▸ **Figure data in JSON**
....................
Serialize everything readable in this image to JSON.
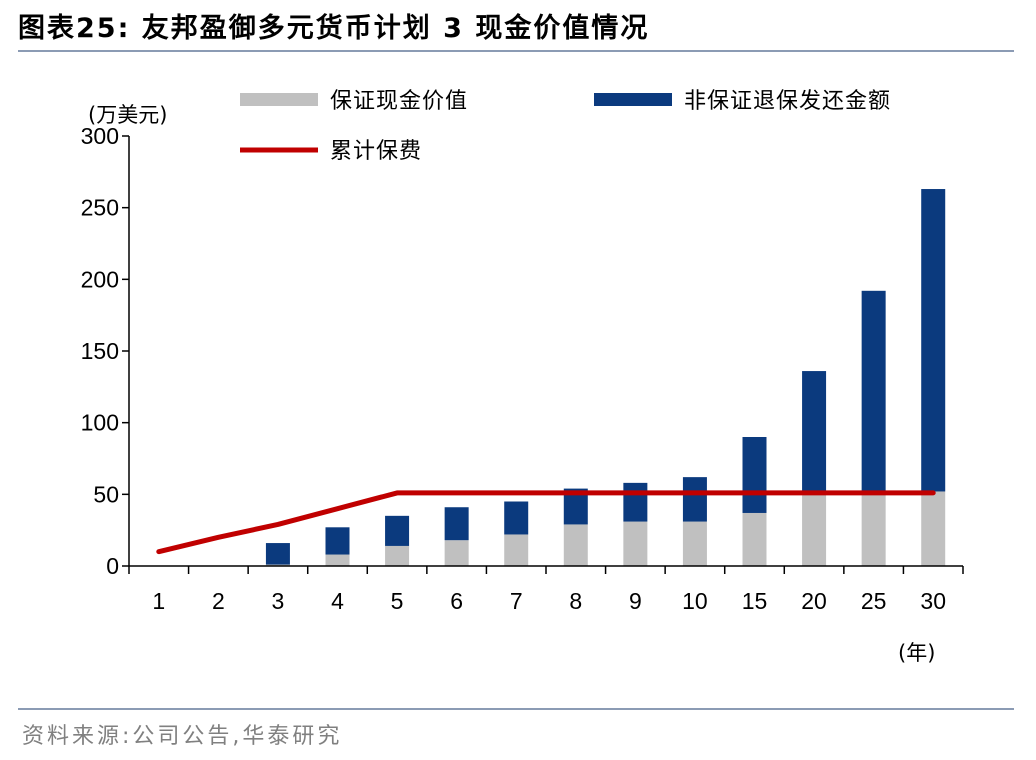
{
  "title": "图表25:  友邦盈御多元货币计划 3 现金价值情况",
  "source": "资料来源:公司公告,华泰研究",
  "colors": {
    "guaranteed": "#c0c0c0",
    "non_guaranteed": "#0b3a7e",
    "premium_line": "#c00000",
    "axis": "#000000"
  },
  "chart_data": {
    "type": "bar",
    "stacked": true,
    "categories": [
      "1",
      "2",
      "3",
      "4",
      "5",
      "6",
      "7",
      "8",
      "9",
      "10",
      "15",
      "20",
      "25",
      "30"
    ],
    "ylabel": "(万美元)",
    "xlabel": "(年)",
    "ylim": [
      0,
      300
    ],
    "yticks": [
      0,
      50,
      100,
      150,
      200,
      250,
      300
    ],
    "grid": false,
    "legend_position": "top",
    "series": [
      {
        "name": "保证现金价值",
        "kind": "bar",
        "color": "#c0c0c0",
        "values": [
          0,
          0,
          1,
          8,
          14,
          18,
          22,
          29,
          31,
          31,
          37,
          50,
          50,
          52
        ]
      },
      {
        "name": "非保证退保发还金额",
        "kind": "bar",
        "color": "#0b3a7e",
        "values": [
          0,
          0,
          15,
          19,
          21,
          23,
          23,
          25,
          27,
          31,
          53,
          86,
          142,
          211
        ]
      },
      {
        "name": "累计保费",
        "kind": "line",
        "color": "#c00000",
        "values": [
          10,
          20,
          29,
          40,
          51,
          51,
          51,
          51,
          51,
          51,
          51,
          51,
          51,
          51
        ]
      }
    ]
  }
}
....................
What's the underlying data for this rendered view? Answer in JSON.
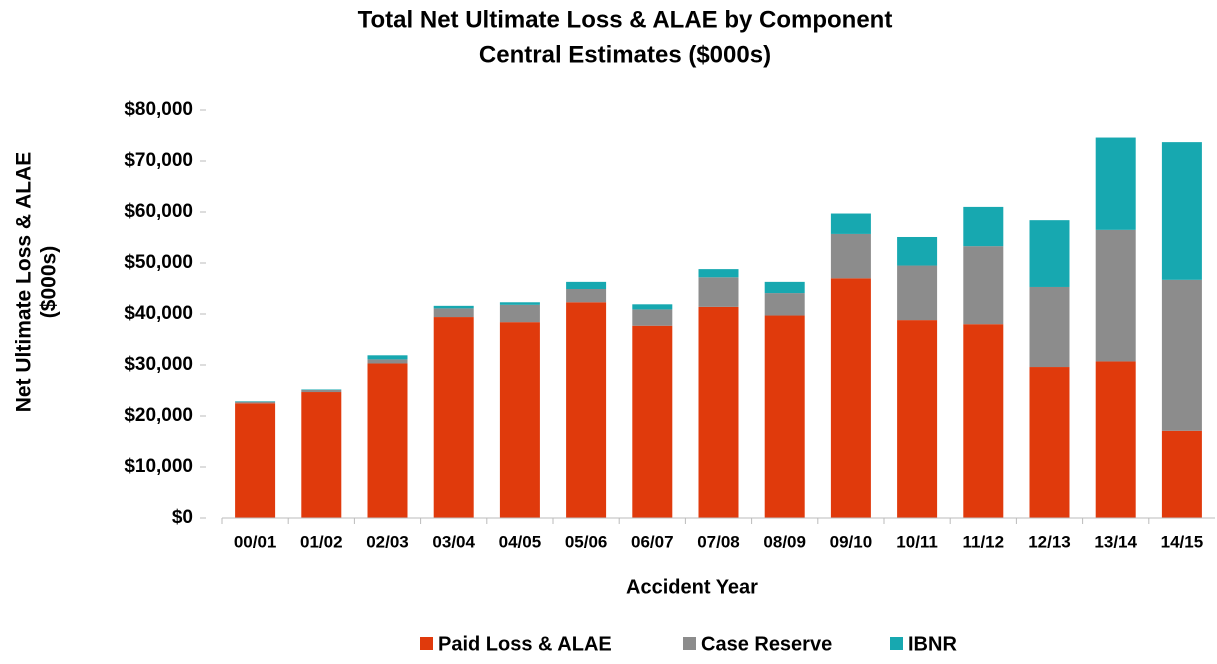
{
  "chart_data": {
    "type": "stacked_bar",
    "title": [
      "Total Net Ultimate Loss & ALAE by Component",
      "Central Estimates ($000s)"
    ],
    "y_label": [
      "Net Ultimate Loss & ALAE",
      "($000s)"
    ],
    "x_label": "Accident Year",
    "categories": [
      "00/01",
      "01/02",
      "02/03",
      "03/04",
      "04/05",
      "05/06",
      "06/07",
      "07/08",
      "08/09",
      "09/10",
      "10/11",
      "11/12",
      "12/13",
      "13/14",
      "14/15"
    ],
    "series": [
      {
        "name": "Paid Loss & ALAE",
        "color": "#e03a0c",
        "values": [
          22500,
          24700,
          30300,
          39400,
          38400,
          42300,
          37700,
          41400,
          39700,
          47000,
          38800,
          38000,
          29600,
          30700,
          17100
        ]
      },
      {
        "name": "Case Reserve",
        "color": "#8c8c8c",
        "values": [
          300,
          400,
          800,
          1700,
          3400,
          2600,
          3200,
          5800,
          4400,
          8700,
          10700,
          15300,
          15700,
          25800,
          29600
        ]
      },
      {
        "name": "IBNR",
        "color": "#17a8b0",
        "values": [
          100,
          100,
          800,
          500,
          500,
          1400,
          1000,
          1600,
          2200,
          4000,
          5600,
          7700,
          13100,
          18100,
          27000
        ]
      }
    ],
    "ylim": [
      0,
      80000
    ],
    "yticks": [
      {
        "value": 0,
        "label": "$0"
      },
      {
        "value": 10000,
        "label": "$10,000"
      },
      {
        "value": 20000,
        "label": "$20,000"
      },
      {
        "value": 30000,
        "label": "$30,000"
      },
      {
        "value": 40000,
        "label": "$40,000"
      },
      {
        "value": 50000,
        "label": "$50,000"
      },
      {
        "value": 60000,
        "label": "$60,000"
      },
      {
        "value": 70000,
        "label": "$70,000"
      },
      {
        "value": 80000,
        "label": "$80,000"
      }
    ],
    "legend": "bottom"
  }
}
....................
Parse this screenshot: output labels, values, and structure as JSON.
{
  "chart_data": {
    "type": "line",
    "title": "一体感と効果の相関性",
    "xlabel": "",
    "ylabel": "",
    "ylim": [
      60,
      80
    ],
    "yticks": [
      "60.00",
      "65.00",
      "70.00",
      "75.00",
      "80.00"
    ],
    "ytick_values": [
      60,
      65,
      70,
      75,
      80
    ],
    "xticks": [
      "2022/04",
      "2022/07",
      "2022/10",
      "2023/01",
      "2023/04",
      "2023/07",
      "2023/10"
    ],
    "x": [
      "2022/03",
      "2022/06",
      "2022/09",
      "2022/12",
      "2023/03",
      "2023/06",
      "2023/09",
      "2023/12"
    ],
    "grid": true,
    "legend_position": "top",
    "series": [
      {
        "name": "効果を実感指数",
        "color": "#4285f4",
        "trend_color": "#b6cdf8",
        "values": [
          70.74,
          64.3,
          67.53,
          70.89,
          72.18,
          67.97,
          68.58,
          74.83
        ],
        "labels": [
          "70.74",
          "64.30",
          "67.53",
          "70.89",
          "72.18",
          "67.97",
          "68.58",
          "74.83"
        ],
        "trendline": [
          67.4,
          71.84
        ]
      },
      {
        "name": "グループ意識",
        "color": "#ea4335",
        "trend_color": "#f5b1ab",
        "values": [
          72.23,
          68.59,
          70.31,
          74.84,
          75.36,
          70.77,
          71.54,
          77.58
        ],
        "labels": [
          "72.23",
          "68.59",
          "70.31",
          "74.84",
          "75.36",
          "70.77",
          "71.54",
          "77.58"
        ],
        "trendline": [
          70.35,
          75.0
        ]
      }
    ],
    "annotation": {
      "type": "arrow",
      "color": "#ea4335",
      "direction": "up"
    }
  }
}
....................
From the records above, pull out each line that has "Loss".

      "Total Net Ultimate Loss & ALAE by Component",
      "Net Ultimate Loss & ALAE",
        "name": "Paid Loss & ALAE",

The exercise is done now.